§ **Requirements**
Leave out the pictures and restate the rest of the data exactly.
##########
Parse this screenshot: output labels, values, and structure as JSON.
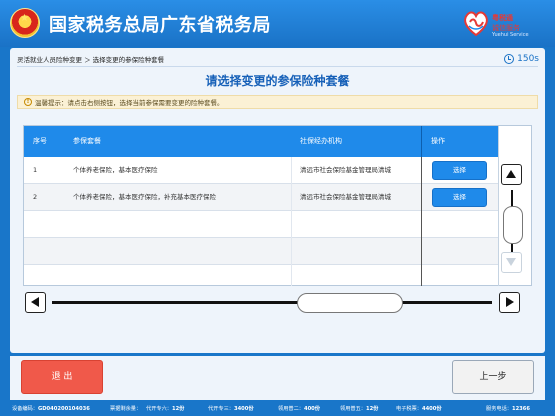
{
  "header": {
    "title": "国家税务总局广东省税务局",
    "service_logo_line1": "粤税通",
    "service_logo_line2": "诚信服务",
    "service_logo_line3": "Yuehui Service"
  },
  "breadcrumb": "灵活就业人员险种变更 ＞ 选择变更的参保险种套餐",
  "timer": "150s",
  "page_title": "请选择变更的参保险种套餐",
  "notice": "温馨提示：请点击右侧按钮，选择当前参保需要变更的险种套餐。",
  "table": {
    "headers": [
      "序号",
      "参保套餐",
      "社保经办机构",
      "操作"
    ],
    "rows": [
      {
        "index": "1",
        "package": "个体养老保险，基本医疗保险",
        "agency": "清远市社会保险基金管理局清城",
        "action": "选择"
      },
      {
        "index": "2",
        "package": "个体养老保险，基本医疗保险，补充基本医疗保险",
        "agency": "清远市社会保险基金管理局清城",
        "action": "选择"
      }
    ]
  },
  "buttons": {
    "exit": "退 出",
    "back": "上一步"
  },
  "status_bar": {
    "device_label": "设备编码：",
    "device_value": "GD040200104036",
    "stock_label": "票据剩余量：",
    "item1_label": "代开专六：",
    "item1_value": "12份",
    "item2_label": "代开专三：",
    "item2_value": "3400份",
    "item3_label": "领用普二：",
    "item3_value": "400份",
    "item4_label": "领用普五：",
    "item4_value": "12份",
    "item5_label": "电子税票：",
    "item5_value": "4400份",
    "phone_label": "服务电话：",
    "phone_value": "12366"
  },
  "colors": {
    "background": "#1976c9",
    "accent": "#1f8aea",
    "exit": "#f0594a"
  },
  "icons": [
    "emblem-icon",
    "heart-logo-icon",
    "clock-icon",
    "info-icon",
    "arrow-up-icon",
    "arrow-down-icon",
    "arrow-left-icon",
    "arrow-right-icon"
  ]
}
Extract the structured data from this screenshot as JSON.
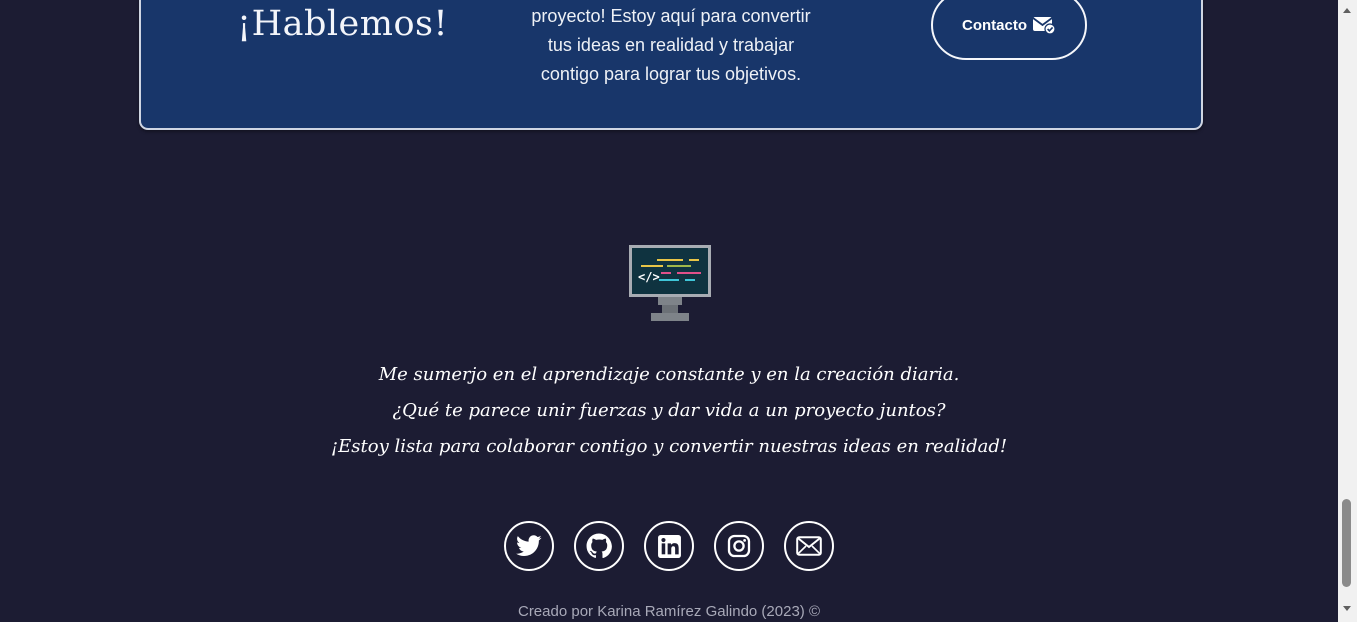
{
  "cta": {
    "title": "¡Hablemos!",
    "text_lines": [
      "proyecto! Estoy aquí para convertir",
      "tus ideas en realidad y trabajar",
      "contigo para lograr tus objetivos."
    ],
    "button_label": "Contacto",
    "button_icon": "envelope-check-icon"
  },
  "footer": {
    "image_icon": "code-monitor-icon",
    "quote_lines": [
      "Me sumerjo en el aprendizaje constante y en la creación diaria.",
      "¿Qué te parece unir fuerzas y dar vida a un proyecto juntos?",
      "¡Estoy lista para colaborar contigo y convertir nuestras ideas en realidad!"
    ],
    "socials": [
      {
        "icon": "twitter-icon"
      },
      {
        "icon": "github-icon"
      },
      {
        "icon": "linkedin-icon"
      },
      {
        "icon": "instagram-icon"
      },
      {
        "icon": "mail-icon"
      }
    ],
    "credits": "Creado por Karina Ramírez Galindo (2023) ©"
  },
  "colors": {
    "page_background": "#1c1c33",
    "card_background": "#18366a",
    "text": "#ffffff",
    "credits_text": "#a8a9b8"
  }
}
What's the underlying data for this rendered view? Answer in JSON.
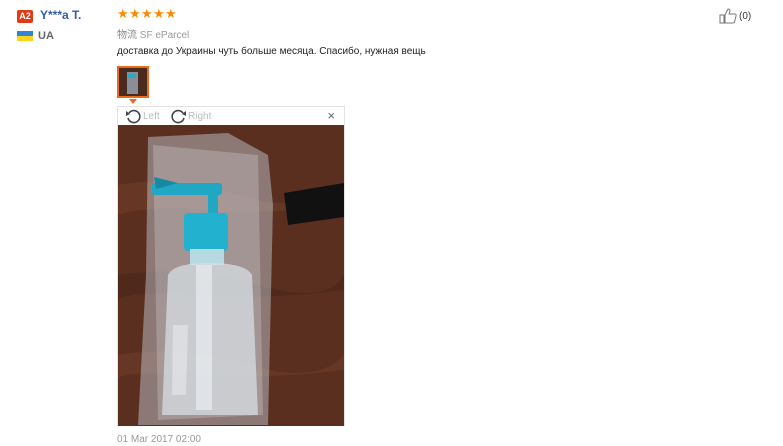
{
  "reviewer": {
    "level_badge": "A2",
    "name": "Y***a T.",
    "country": "UA",
    "flag_colors": [
      "#2e86d6",
      "#ffd21f"
    ]
  },
  "review": {
    "rating": 5,
    "stars": [
      "★",
      "★",
      "★",
      "★",
      "★"
    ],
    "star_color": "#ff8a00",
    "shipping_label": "物流",
    "shipping_method": "SF eParcel",
    "text": "доставка до Украины чуть больше месяца. Спасибо, нужная вещь",
    "date": "01 Mar 2017 02:00"
  },
  "helpful": {
    "count": "(0)",
    "icon": "thumbs-up-icon"
  },
  "viewer": {
    "rotate_left_label": "Left",
    "rotate_right_label": "Right",
    "close_glyph": "×"
  },
  "colors": {
    "accent": "#e86b1e",
    "link": "#2f5ea8",
    "badge": "#e33a16"
  }
}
##########
§ **Final result**
Parse this screenshot: output labels, values, and structure as JSON.
{
  "header": {
    "title": "国家税务总局广东省税务局",
    "service_logo_line1": "粤税通",
    "service_logo_line2": "诚信服务",
    "service_logo_line3": "Yuehui Service"
  },
  "breadcrumb": "灵活就业人员险种变更 ＞ 选择变更的参保险种套餐",
  "timer": "150s",
  "page_title": "请选择变更的参保险种套餐",
  "notice": "温馨提示：请点击右侧按钮，选择当前参保需要变更的险种套餐。",
  "table": {
    "headers": [
      "序号",
      "参保套餐",
      "社保经办机构",
      "操作"
    ],
    "rows": [
      {
        "index": "1",
        "package": "个体养老保险，基本医疗保险",
        "agency": "清远市社会保险基金管理局清城",
        "action": "选择"
      },
      {
        "index": "2",
        "package": "个体养老保险，基本医疗保险，补充基本医疗保险",
        "agency": "清远市社会保险基金管理局清城",
        "action": "选择"
      }
    ]
  },
  "buttons": {
    "exit": "退 出",
    "back": "上一步"
  },
  "status_bar": {
    "device_label": "设备编码：",
    "device_value": "GD040200104036",
    "stock_label": "票据剩余量：",
    "item1_label": "代开专六：",
    "item1_value": "12份",
    "item2_label": "代开专三：",
    "item2_value": "3400份",
    "item3_label": "领用普二：",
    "item3_value": "400份",
    "item4_label": "领用普五：",
    "item4_value": "12份",
    "item5_label": "电子税票：",
    "item5_value": "4400份",
    "phone_label": "服务电话：",
    "phone_value": "12366"
  },
  "colors": {
    "background": "#1976c9",
    "accent": "#1f8aea",
    "exit": "#f0594a"
  },
  "icons": [
    "emblem-icon",
    "heart-logo-icon",
    "clock-icon",
    "info-icon",
    "arrow-up-icon",
    "arrow-down-icon",
    "arrow-left-icon",
    "arrow-right-icon"
  ]
}
Extract the structured data from this screenshot as JSON.
{
  "cta": {
    "title": "¡Hablemos!",
    "text_lines": [
      "proyecto! Estoy aquí para convertir",
      "tus ideas en realidad y trabajar",
      "contigo para lograr tus objetivos."
    ],
    "button_label": "Contacto",
    "button_icon": "envelope-check-icon"
  },
  "footer": {
    "image_icon": "code-monitor-icon",
    "quote_lines": [
      "Me sumerjo en el aprendizaje constante y en la creación diaria.",
      "¿Qué te parece unir fuerzas y dar vida a un proyecto juntos?",
      "¡Estoy lista para colaborar contigo y convertir nuestras ideas en realidad!"
    ],
    "socials": [
      {
        "icon": "twitter-icon"
      },
      {
        "icon": "github-icon"
      },
      {
        "icon": "linkedin-icon"
      },
      {
        "icon": "instagram-icon"
      },
      {
        "icon": "mail-icon"
      }
    ],
    "credits": "Creado por Karina Ramírez Galindo (2023) ©"
  },
  "colors": {
    "page_background": "#1c1c33",
    "card_background": "#18366a",
    "text": "#ffffff",
    "credits_text": "#a8a9b8"
  }
}
What's the underlying data for this rendered view? Answer in JSON.
{
  "reviewer": {
    "level_badge": "A2",
    "name": "Y***a T.",
    "country": "UA",
    "flag_colors": [
      "#2e86d6",
      "#ffd21f"
    ]
  },
  "review": {
    "rating": 5,
    "stars": [
      "★",
      "★",
      "★",
      "★",
      "★"
    ],
    "star_color": "#ff8a00",
    "shipping_label": "物流",
    "shipping_method": "SF eParcel",
    "text": "доставка до Украины чуть больше месяца. Спасибо, нужная вещь",
    "date": "01 Mar 2017 02:00"
  },
  "helpful": {
    "count": "(0)",
    "icon": "thumbs-up-icon"
  },
  "viewer": {
    "rotate_left_label": "Left",
    "rotate_right_label": "Right",
    "close_glyph": "×"
  },
  "colors": {
    "accent": "#e86b1e",
    "link": "#2f5ea8",
    "badge": "#e33a16"
  }
}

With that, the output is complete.